Dataset records
*****
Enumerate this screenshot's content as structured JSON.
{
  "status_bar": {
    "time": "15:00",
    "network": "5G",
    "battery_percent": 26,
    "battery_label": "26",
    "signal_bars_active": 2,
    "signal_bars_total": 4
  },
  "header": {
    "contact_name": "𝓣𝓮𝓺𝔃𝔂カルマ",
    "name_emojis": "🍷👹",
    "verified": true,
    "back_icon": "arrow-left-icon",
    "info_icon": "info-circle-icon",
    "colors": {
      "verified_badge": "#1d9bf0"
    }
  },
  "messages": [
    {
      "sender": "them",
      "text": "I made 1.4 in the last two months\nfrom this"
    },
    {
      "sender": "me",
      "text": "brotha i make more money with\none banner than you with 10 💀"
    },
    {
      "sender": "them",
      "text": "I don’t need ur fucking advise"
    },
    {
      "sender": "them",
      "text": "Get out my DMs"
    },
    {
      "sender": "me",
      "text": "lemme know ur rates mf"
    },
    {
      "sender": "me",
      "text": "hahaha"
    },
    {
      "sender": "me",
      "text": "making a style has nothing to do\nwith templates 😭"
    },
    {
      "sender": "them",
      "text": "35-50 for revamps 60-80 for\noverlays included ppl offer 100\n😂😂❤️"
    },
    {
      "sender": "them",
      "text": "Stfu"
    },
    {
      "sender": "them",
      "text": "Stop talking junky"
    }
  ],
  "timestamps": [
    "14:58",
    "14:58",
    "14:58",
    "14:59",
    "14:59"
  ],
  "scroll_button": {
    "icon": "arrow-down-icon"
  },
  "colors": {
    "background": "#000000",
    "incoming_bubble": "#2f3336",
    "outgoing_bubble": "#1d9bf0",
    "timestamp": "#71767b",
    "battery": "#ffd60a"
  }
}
*****
## [TASK PROMPT]
Tally up the lines holding the string "text" in this listing, and report the total alone.

## [OUTPUT]
10